BEGIN
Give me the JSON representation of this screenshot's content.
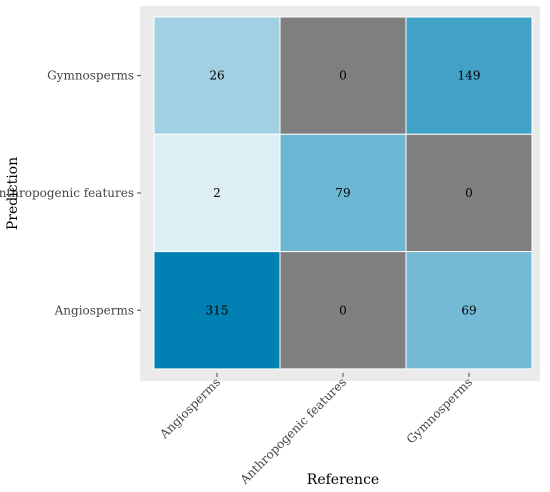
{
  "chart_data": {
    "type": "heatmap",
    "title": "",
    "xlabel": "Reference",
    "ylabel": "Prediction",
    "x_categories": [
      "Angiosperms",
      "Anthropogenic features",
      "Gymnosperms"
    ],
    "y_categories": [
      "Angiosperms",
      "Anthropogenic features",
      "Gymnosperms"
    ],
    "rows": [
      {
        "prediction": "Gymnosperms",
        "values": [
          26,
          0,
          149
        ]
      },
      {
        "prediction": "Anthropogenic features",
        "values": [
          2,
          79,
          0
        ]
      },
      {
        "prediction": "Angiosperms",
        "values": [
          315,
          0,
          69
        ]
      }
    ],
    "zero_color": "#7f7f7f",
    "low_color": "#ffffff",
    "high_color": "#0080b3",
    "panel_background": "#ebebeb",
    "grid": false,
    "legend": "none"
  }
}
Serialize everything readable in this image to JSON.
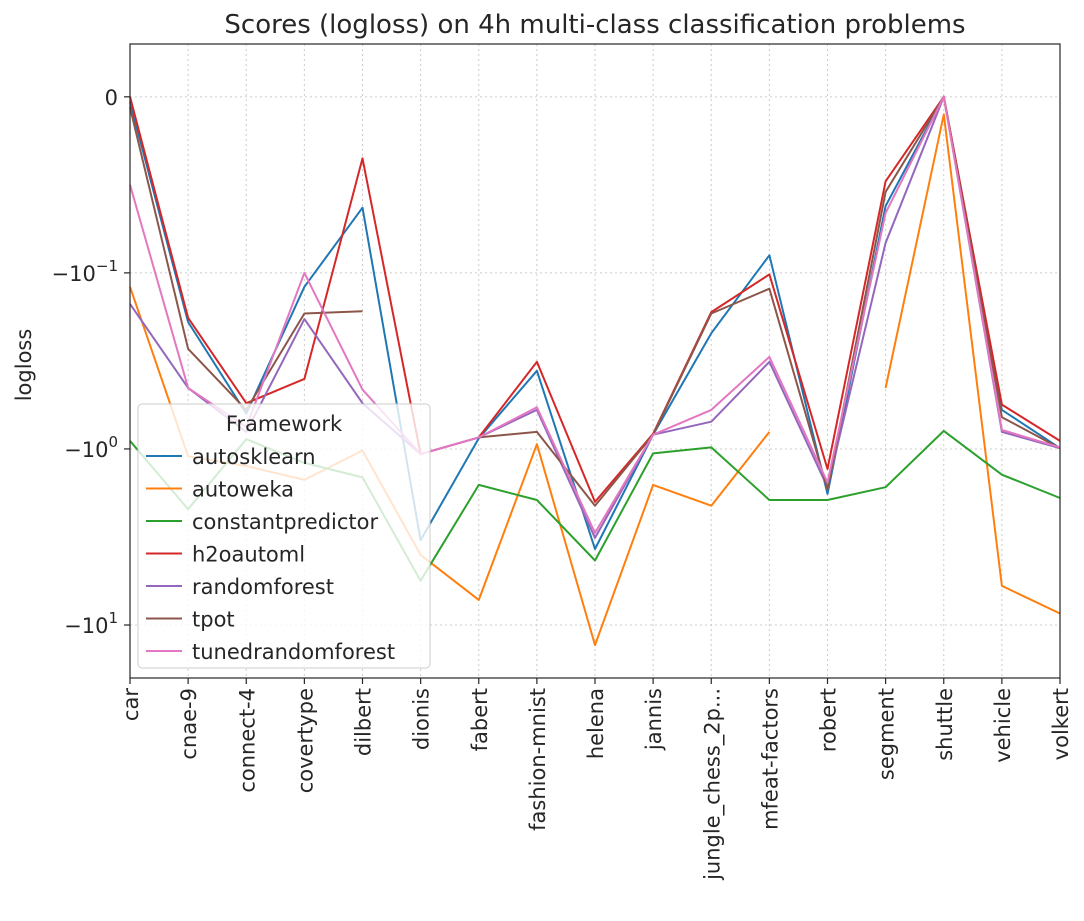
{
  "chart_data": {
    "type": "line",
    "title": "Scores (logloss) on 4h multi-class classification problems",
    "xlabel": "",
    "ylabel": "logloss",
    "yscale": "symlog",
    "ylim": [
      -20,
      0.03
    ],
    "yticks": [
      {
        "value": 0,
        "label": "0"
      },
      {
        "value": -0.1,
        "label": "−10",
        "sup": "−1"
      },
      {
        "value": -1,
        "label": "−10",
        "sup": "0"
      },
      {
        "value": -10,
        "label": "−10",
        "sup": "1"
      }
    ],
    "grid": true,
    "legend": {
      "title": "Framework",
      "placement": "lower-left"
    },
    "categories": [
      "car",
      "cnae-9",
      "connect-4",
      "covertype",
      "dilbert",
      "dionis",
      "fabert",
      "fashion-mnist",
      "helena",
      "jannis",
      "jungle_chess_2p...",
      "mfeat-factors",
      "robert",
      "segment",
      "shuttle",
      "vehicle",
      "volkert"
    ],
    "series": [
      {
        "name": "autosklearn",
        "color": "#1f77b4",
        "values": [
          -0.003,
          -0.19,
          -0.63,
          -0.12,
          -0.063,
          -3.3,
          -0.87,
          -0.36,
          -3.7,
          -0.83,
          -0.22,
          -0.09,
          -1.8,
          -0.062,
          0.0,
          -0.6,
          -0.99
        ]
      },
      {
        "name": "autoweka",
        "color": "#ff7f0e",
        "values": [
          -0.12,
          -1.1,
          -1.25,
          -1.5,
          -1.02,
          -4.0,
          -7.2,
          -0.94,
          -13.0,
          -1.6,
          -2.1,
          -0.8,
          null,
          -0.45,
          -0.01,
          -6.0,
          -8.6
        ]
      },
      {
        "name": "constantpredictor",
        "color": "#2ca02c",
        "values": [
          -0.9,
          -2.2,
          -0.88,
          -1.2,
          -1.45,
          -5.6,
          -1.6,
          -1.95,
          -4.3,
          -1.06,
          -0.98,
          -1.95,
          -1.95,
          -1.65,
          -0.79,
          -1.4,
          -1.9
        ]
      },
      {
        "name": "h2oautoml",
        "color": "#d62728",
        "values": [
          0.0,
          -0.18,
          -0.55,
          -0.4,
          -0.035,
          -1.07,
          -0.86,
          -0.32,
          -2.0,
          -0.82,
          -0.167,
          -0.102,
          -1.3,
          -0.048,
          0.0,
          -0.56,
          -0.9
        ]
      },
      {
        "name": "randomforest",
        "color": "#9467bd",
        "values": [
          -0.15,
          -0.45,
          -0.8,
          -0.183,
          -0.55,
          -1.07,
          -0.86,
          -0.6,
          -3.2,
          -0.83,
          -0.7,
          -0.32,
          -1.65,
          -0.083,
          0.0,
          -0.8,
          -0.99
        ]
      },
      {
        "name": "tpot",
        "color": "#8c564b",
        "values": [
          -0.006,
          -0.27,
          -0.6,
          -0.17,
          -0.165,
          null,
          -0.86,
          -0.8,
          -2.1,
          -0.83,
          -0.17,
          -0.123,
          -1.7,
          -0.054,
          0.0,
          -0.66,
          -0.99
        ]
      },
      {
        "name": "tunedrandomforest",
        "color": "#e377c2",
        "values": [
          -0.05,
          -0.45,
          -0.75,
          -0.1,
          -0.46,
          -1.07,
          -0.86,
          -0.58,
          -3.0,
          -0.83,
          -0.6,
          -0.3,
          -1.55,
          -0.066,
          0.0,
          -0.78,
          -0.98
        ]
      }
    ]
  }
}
END
Task description
Write every record out again exactly; no pictures belong in the copy.

Answer for this exercise
Give me the JSON representation of this screenshot's content.
{
  "chart_data": {
    "type": "heatmap",
    "title": "",
    "xlabel": "Reference",
    "ylabel": "Prediction",
    "x_categories": [
      "Angiosperms",
      "Anthropogenic features",
      "Gymnosperms"
    ],
    "y_categories": [
      "Angiosperms",
      "Anthropogenic features",
      "Gymnosperms"
    ],
    "rows": [
      {
        "prediction": "Gymnosperms",
        "values": [
          26,
          0,
          149
        ]
      },
      {
        "prediction": "Anthropogenic features",
        "values": [
          2,
          79,
          0
        ]
      },
      {
        "prediction": "Angiosperms",
        "values": [
          315,
          0,
          69
        ]
      }
    ],
    "zero_color": "#7f7f7f",
    "low_color": "#ffffff",
    "high_color": "#0080b3",
    "panel_background": "#ebebeb",
    "grid": false,
    "legend": "none"
  }
}
Serialize everything readable in this image to JSON.
{
  "chart_data": {
    "type": "line",
    "title": "Scores (logloss) on 4h multi-class classification problems",
    "xlabel": "",
    "ylabel": "logloss",
    "yscale": "symlog",
    "ylim": [
      -20,
      0.03
    ],
    "yticks": [
      {
        "value": 0,
        "label": "0"
      },
      {
        "value": -0.1,
        "label": "−10",
        "sup": "−1"
      },
      {
        "value": -1,
        "label": "−10",
        "sup": "0"
      },
      {
        "value": -10,
        "label": "−10",
        "sup": "1"
      }
    ],
    "grid": true,
    "legend": {
      "title": "Framework",
      "placement": "lower-left"
    },
    "categories": [
      "car",
      "cnae-9",
      "connect-4",
      "covertype",
      "dilbert",
      "dionis",
      "fabert",
      "fashion-mnist",
      "helena",
      "jannis",
      "jungle_chess_2p...",
      "mfeat-factors",
      "robert",
      "segment",
      "shuttle",
      "vehicle",
      "volkert"
    ],
    "series": [
      {
        "name": "autosklearn",
        "color": "#1f77b4",
        "values": [
          -0.003,
          -0.19,
          -0.63,
          -0.12,
          -0.063,
          -3.3,
          -0.87,
          -0.36,
          -3.7,
          -0.83,
          -0.22,
          -0.09,
          -1.8,
          -0.062,
          0.0,
          -0.6,
          -0.99
        ]
      },
      {
        "name": "autoweka",
        "color": "#ff7f0e",
        "values": [
          -0.12,
          -1.1,
          -1.25,
          -1.5,
          -1.02,
          -4.0,
          -7.2,
          -0.94,
          -13.0,
          -1.6,
          -2.1,
          -0.8,
          null,
          -0.45,
          -0.01,
          -6.0,
          -8.6
        ]
      },
      {
        "name": "constantpredictor",
        "color": "#2ca02c",
        "values": [
          -0.9,
          -2.2,
          -0.88,
          -1.2,
          -1.45,
          -5.6,
          -1.6,
          -1.95,
          -4.3,
          -1.06,
          -0.98,
          -1.95,
          -1.95,
          -1.65,
          -0.79,
          -1.4,
          -1.9
        ]
      },
      {
        "name": "h2oautoml",
        "color": "#d62728",
        "values": [
          0.0,
          -0.18,
          -0.55,
          -0.4,
          -0.035,
          -1.07,
          -0.86,
          -0.32,
          -2.0,
          -0.82,
          -0.167,
          -0.102,
          -1.3,
          -0.048,
          0.0,
          -0.56,
          -0.9
        ]
      },
      {
        "name": "randomforest",
        "color": "#9467bd",
        "values": [
          -0.15,
          -0.45,
          -0.8,
          -0.183,
          -0.55,
          -1.07,
          -0.86,
          -0.6,
          -3.2,
          -0.83,
          -0.7,
          -0.32,
          -1.65,
          -0.083,
          0.0,
          -0.8,
          -0.99
        ]
      },
      {
        "name": "tpot",
        "color": "#8c564b",
        "values": [
          -0.006,
          -0.27,
          -0.6,
          -0.17,
          -0.165,
          null,
          -0.86,
          -0.8,
          -2.1,
          -0.83,
          -0.17,
          -0.123,
          -1.7,
          -0.054,
          0.0,
          -0.66,
          -0.99
        ]
      },
      {
        "name": "tunedrandomforest",
        "color": "#e377c2",
        "values": [
          -0.05,
          -0.45,
          -0.75,
          -0.1,
          -0.46,
          -1.07,
          -0.86,
          -0.58,
          -3.0,
          -0.83,
          -0.6,
          -0.3,
          -1.55,
          -0.066,
          0.0,
          -0.78,
          -0.98
        ]
      }
    ]
  }
}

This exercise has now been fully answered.